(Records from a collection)
══════════════════════════════
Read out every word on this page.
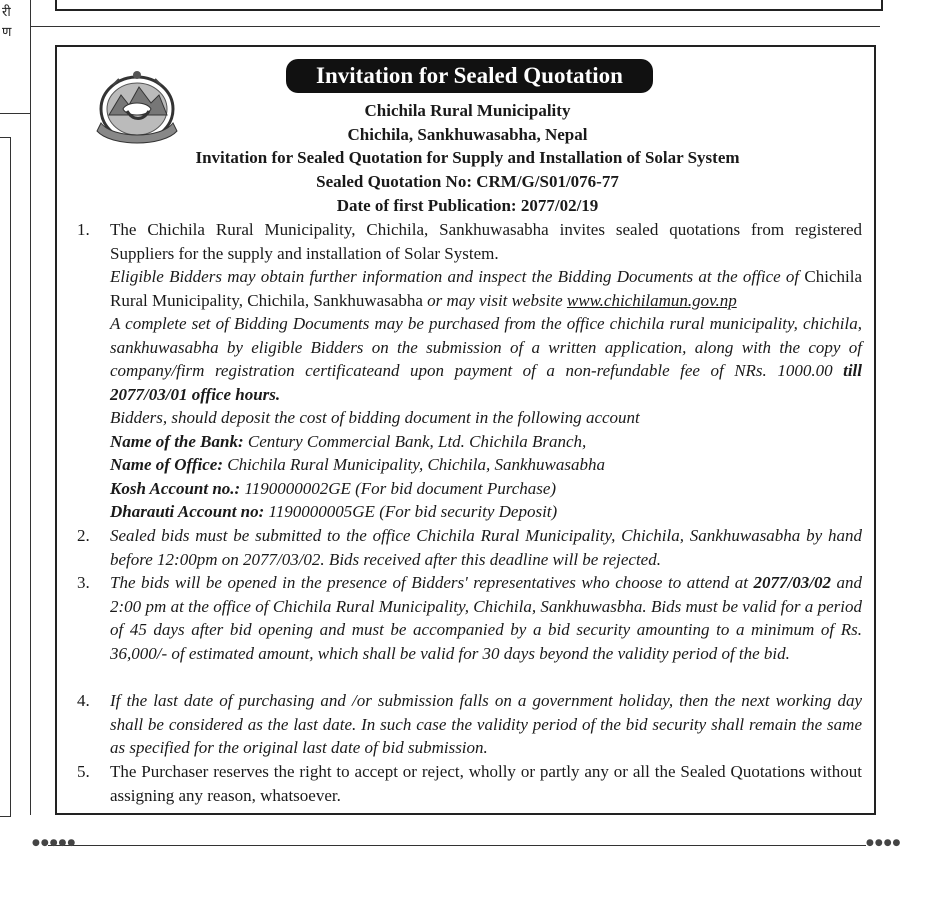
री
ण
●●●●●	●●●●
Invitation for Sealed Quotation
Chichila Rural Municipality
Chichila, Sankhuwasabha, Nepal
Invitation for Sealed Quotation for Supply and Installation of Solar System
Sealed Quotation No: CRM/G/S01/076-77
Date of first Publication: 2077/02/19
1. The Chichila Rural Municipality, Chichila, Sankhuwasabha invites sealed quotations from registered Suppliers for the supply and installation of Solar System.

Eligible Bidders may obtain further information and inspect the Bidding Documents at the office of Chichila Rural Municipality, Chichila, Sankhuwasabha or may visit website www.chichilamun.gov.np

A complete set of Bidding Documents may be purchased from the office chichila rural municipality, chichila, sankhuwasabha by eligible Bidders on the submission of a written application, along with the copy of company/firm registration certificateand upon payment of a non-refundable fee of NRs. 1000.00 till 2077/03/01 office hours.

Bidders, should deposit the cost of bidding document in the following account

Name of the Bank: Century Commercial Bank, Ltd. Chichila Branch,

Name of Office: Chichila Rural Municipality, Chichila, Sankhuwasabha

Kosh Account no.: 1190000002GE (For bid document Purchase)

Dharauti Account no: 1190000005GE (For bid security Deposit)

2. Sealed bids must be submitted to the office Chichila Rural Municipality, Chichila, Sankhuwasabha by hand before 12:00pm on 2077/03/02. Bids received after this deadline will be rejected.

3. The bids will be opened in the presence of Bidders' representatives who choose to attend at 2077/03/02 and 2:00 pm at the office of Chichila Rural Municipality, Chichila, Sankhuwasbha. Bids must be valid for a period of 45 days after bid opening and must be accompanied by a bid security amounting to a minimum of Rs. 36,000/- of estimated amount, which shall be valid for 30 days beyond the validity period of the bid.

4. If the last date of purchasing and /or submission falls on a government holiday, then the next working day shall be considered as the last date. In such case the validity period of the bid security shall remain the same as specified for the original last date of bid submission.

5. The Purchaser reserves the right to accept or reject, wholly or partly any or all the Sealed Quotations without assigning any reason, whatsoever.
══════════════════════════════
**GOAL OF THE EXERCISE:** All of the data above should be quoted exactly, except for the pictures.

**EXERCISE ANSWER:**
Read out every word on this page.
री
ण
●●●●●	●●●●
Invitation for Sealed Quotation
Chichila Rural Municipality
Chichila, Sankhuwasabha, Nepal
Invitation for Sealed Quotation for Supply and Installation of Solar System
Sealed Quotation No: CRM/G/S01/076-77
Date of first Publication: 2077/02/19
1. The Chichila Rural Municipality, Chichila, Sankhuwasabha invites sealed quotations from registered Suppliers for the supply and installation of Solar System.

Eligible Bidders may obtain further information and inspect the Bidding Documents at the office of Chichila Rural Municipality, Chichila, Sankhuwasabha or may visit website www.chichilamun.gov.np

A complete set of Bidding Documents may be purchased from the office chichila rural municipality, chichila, sankhuwasabha by eligible Bidders on the submission of a written application, along with the copy of company/firm registration certificateand upon payment of a non-refundable fee of NRs. 1000.00 till 2077/03/01 office hours.

Bidders, should deposit the cost of bidding document in the following account

Name of the Bank: Century Commercial Bank, Ltd. Chichila Branch,

Name of Office: Chichila Rural Municipality, Chichila, Sankhuwasabha

Kosh Account no.: 1190000002GE (For bid document Purchase)

Dharauti Account no: 1190000005GE (For bid security Deposit)

2. Sealed bids must be submitted to the office Chichila Rural Municipality, Chichila, Sankhuwasabha by hand before 12:00pm on 2077/03/02. Bids received after this deadline will be rejected.

3. The bids will be opened in the presence of Bidders' representatives who choose to attend at 2077/03/02 and 2:00 pm at the office of Chichila Rural Municipality, Chichila, Sankhuwasbha. Bids must be valid for a period of 45 days after bid opening and must be accompanied by a bid security amounting to a minimum of Rs. 36,000/- of estimated amount, which shall be valid for 30 days beyond the validity period of the bid.

4. If the last date of purchasing and /or submission falls on a government holiday, then the next working day shall be considered as the last date. In such case the validity period of the bid security shall remain the same as specified for the original last date of bid submission.

5. The Purchaser reserves the right to accept or reject, wholly or partly any or all the Sealed Quotations without assigning any reason, whatsoever.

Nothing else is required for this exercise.